Requirements ::
Reproduce the listing from its first line through the line containing "hall-scene-a: 8:10 001A", swapping "podium" for "lectern" and leaving everything else unchanged.

Material supplied ::
|---|

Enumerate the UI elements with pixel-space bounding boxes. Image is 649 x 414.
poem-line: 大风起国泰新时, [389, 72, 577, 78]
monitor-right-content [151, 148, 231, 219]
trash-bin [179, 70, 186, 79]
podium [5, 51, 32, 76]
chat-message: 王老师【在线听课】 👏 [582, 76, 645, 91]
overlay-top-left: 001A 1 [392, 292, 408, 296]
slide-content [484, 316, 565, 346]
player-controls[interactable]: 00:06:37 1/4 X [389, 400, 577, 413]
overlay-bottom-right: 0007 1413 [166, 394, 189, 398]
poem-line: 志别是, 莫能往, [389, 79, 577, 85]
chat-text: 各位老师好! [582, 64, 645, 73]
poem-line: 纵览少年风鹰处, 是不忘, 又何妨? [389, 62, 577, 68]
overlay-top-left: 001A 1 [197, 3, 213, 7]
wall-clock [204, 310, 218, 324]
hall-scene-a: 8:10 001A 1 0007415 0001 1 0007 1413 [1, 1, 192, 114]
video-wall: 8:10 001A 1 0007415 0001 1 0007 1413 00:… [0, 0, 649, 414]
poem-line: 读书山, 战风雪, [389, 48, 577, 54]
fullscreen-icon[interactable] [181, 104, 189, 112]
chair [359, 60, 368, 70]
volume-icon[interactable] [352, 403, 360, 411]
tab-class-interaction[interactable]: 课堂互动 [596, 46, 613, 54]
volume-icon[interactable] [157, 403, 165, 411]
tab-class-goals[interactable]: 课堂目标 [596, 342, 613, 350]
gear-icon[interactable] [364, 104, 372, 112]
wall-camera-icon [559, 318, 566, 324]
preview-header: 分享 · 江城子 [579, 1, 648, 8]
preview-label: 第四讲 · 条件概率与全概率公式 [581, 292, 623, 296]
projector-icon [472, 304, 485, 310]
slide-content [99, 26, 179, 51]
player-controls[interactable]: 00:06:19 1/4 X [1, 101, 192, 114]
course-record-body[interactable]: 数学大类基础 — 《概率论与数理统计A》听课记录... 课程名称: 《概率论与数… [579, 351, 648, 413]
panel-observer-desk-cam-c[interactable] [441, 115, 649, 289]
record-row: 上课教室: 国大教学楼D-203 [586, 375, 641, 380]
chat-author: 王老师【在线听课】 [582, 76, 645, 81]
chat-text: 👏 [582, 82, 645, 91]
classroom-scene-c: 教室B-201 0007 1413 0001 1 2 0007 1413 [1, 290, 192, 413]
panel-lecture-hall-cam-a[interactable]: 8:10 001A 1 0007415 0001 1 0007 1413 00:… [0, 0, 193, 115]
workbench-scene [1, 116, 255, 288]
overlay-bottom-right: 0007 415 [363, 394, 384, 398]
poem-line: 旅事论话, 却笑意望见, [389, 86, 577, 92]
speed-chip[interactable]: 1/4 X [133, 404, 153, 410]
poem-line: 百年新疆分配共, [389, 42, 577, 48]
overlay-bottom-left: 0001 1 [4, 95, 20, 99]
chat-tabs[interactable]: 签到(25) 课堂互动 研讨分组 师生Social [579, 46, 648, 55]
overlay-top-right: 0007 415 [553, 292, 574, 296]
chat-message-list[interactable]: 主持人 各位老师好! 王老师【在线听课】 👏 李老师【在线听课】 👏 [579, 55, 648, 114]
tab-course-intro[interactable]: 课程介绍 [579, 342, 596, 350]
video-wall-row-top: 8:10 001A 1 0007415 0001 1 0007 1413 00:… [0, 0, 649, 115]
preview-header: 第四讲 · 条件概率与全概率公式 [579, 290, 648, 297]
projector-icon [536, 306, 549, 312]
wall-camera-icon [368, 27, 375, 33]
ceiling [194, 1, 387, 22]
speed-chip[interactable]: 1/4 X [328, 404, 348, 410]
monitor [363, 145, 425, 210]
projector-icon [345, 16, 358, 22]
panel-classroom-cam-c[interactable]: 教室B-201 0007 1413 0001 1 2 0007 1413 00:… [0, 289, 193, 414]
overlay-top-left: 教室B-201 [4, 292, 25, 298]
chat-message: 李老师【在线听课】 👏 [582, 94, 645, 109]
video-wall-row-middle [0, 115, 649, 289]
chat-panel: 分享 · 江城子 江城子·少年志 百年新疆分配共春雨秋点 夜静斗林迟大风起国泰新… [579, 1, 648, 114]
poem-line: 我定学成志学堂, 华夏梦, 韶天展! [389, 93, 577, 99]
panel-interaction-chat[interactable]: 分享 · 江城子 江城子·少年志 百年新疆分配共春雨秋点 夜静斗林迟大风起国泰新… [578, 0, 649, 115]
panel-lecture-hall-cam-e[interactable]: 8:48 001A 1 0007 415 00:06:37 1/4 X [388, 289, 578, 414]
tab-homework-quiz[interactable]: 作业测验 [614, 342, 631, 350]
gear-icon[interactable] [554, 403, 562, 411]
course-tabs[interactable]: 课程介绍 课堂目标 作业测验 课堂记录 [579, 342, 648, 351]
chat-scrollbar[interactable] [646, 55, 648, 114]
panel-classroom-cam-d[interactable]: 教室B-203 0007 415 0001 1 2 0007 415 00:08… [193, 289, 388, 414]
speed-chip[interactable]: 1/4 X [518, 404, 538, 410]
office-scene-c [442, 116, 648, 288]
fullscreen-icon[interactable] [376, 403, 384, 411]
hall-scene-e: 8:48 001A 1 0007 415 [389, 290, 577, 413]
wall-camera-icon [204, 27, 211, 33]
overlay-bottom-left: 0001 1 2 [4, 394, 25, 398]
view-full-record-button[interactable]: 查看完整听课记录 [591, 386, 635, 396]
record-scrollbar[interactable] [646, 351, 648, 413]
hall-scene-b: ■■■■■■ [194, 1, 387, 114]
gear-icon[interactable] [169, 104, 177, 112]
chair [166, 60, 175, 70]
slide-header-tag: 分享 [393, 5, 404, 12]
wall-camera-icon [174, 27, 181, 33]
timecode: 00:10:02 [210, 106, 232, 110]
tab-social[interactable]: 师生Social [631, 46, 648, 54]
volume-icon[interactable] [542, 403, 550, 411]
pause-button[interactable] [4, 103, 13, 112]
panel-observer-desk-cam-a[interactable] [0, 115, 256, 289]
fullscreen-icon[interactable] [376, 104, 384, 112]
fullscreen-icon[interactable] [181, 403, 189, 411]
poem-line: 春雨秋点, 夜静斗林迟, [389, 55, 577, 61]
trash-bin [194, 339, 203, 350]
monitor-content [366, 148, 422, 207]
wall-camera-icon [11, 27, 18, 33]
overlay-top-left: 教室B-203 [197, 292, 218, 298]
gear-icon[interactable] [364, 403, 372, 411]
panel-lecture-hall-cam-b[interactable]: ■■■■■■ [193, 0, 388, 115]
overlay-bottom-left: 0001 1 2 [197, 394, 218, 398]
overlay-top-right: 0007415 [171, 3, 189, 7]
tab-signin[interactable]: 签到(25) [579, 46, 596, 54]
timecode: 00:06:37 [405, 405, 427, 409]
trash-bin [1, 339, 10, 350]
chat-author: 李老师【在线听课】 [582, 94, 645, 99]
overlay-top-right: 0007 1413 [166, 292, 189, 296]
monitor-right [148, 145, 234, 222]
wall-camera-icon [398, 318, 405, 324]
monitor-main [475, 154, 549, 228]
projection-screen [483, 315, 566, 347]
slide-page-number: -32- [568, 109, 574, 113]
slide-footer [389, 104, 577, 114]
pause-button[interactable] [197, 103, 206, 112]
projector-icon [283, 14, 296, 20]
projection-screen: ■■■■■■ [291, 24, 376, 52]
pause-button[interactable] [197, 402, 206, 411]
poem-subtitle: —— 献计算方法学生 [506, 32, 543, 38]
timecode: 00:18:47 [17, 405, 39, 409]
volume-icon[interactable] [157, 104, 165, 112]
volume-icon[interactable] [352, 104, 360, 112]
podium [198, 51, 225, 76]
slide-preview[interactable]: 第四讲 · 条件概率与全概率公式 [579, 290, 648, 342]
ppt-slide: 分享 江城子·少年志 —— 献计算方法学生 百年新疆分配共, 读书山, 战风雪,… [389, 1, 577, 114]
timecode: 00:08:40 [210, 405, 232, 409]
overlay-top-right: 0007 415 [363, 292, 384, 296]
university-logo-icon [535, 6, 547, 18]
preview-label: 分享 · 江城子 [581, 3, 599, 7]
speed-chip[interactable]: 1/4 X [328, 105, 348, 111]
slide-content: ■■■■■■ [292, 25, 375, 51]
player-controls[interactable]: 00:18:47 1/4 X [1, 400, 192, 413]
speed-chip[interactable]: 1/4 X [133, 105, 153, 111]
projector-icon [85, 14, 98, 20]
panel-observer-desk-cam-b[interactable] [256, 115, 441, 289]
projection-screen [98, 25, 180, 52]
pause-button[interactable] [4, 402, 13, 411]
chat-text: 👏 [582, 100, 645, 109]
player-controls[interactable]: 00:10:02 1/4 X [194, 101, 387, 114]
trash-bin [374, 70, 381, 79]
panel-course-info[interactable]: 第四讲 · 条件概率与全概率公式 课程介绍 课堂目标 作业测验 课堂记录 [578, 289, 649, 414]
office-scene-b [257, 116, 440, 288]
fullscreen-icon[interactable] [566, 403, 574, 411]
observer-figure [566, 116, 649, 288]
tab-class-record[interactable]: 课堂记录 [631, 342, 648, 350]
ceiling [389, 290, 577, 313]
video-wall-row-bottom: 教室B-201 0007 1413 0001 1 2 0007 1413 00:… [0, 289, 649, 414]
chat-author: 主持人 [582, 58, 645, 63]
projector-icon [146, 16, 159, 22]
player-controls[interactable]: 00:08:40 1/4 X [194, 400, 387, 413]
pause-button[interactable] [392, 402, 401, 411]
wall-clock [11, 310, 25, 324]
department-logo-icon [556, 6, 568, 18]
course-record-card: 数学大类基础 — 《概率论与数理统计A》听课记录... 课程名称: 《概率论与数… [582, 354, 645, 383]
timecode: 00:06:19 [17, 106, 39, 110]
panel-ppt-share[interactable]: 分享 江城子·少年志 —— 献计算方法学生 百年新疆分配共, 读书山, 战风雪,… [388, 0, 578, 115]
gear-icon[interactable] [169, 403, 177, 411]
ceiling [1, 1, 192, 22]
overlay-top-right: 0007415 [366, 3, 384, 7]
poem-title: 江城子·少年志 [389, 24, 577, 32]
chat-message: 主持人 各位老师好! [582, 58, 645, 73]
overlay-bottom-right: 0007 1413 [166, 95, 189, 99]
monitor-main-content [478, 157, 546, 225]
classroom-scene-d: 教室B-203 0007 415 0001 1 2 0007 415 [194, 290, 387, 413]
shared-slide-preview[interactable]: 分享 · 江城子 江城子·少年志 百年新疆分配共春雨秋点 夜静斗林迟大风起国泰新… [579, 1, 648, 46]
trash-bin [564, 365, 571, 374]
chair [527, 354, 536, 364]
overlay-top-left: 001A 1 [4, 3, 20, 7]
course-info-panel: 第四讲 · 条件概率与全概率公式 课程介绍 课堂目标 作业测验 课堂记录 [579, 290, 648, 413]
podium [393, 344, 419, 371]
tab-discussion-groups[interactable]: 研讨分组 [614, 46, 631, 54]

|---|

Answer below ::
Enumerate the UI elements with pixel-space bounding boxes. Image is 649 x 414.
poem-line: 大风起国泰新时, [389, 72, 577, 78]
monitor-right-content [151, 148, 231, 219]
trash-bin [179, 70, 186, 79]
lectern [5, 51, 32, 76]
chat-message: 王老师【在线听课】 👏 [582, 76, 645, 91]
overlay-top-left: 001A 1 [392, 292, 408, 296]
slide-content [484, 316, 565, 346]
player-controls[interactable]: 00:06:37 1/4 X [389, 400, 577, 413]
overlay-bottom-right: 0007 1413 [166, 394, 189, 398]
poem-line: 志别是, 莫能往, [389, 79, 577, 85]
chat-text: 各位老师好! [582, 64, 645, 73]
poem-line: 纵览少年风鹰处, 是不忘, 又何妨? [389, 62, 577, 68]
overlay-top-left: 001A 1 [197, 3, 213, 7]
wall-clock [204, 310, 218, 324]
hall-scene-a: 8:10 001A 1 0007415 0001 1 0007 1413 [1, 1, 192, 114]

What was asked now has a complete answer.